• _Article_
━━━━
This was how ultra-high availability and scalability was achieved for apps running on Tandem stacks.

But, using Guardian services was not easy. In addition to developing app feature code, it required understanding how each Guardian API call supported the fault-tolerance strategy, and then thinking through when and what to checkpoint, and how to deal with restart edge cases. Devising adequate test suites was a puzzle. All this increased the time, cost, and difficulty of development and testing. A lot of shops thought they were buying all this out of the box (Tandem systems were significantly more expensive than other mid-range systems), and then realized it was too heavy a lift to actually develop NonStop code. As a result, only about 20% of Tandem app code used these capabilities (my best recollection of a study of that.) The rest simply used the dual stacks in simplex mode.
━━━━
• _Recorded data_
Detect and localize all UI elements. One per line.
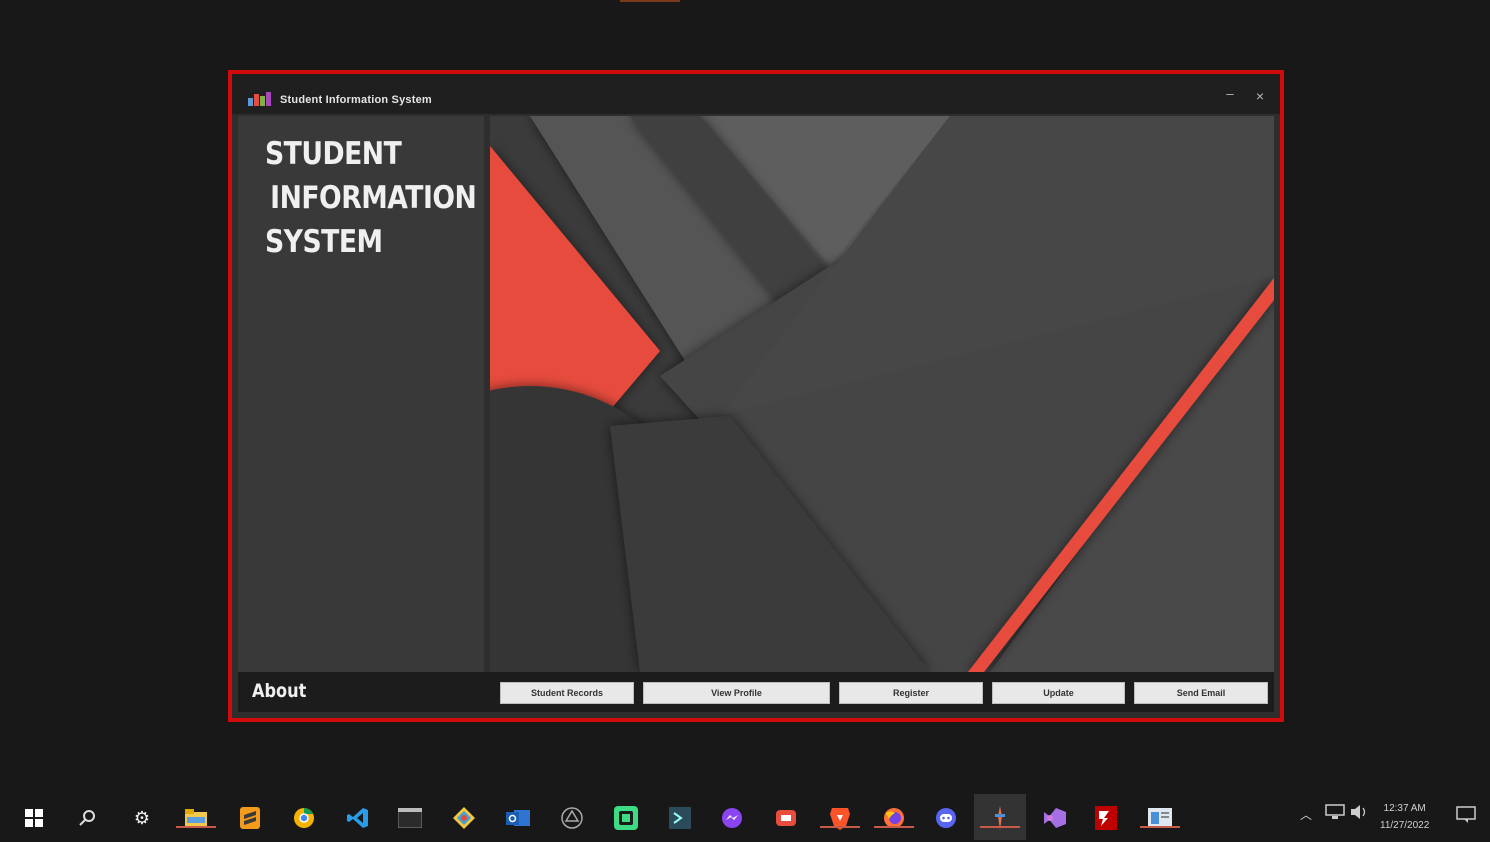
━━━━
• _Required work_
Continue the passage on Tandem's Guardian fault-tolerance services, starting after its final sentence.

• _Written reply_
I haven't yet seen anything that reaches elegance and effectiveness of the Tandem HW/SW architecture, including their container approach ;-) Tandem Coffee Mug

Answer 2

This paper from HP conceptually cover your questions:

https://www.hpl.hp.com/techreports/tandem/TR-86.2.pdf

Answer 3

Definitely not similar to IBM architecture, the T/16 CPU was a proprietary design. It was greatly influenced by the HP 3000 minicomputer. The original Tandem team were mostly from HP and Burroughs.

The wiki states most everything at a high level: https://en.wikipedia.org/wiki/Tandem_Computers

Answer 4

i think it is similar to IBM architecture, shared nothing structure. Lots of redundancy, but nothing is shared or provisioned/dedicated -- based on my previous reading on IBM z/OS and mainframes.

Normally this type of system uses proprietary OS and modified kernel and special FS/driver to leverage the underlying hardware. In some cases, yes applications needs to be modified to leverage some special transaction libraries, but just like you need to have transaction locks for RDBMS when you scale it horizontally.

A lots of this HA/FT may be achieved in Kernel level, abstract away from applications.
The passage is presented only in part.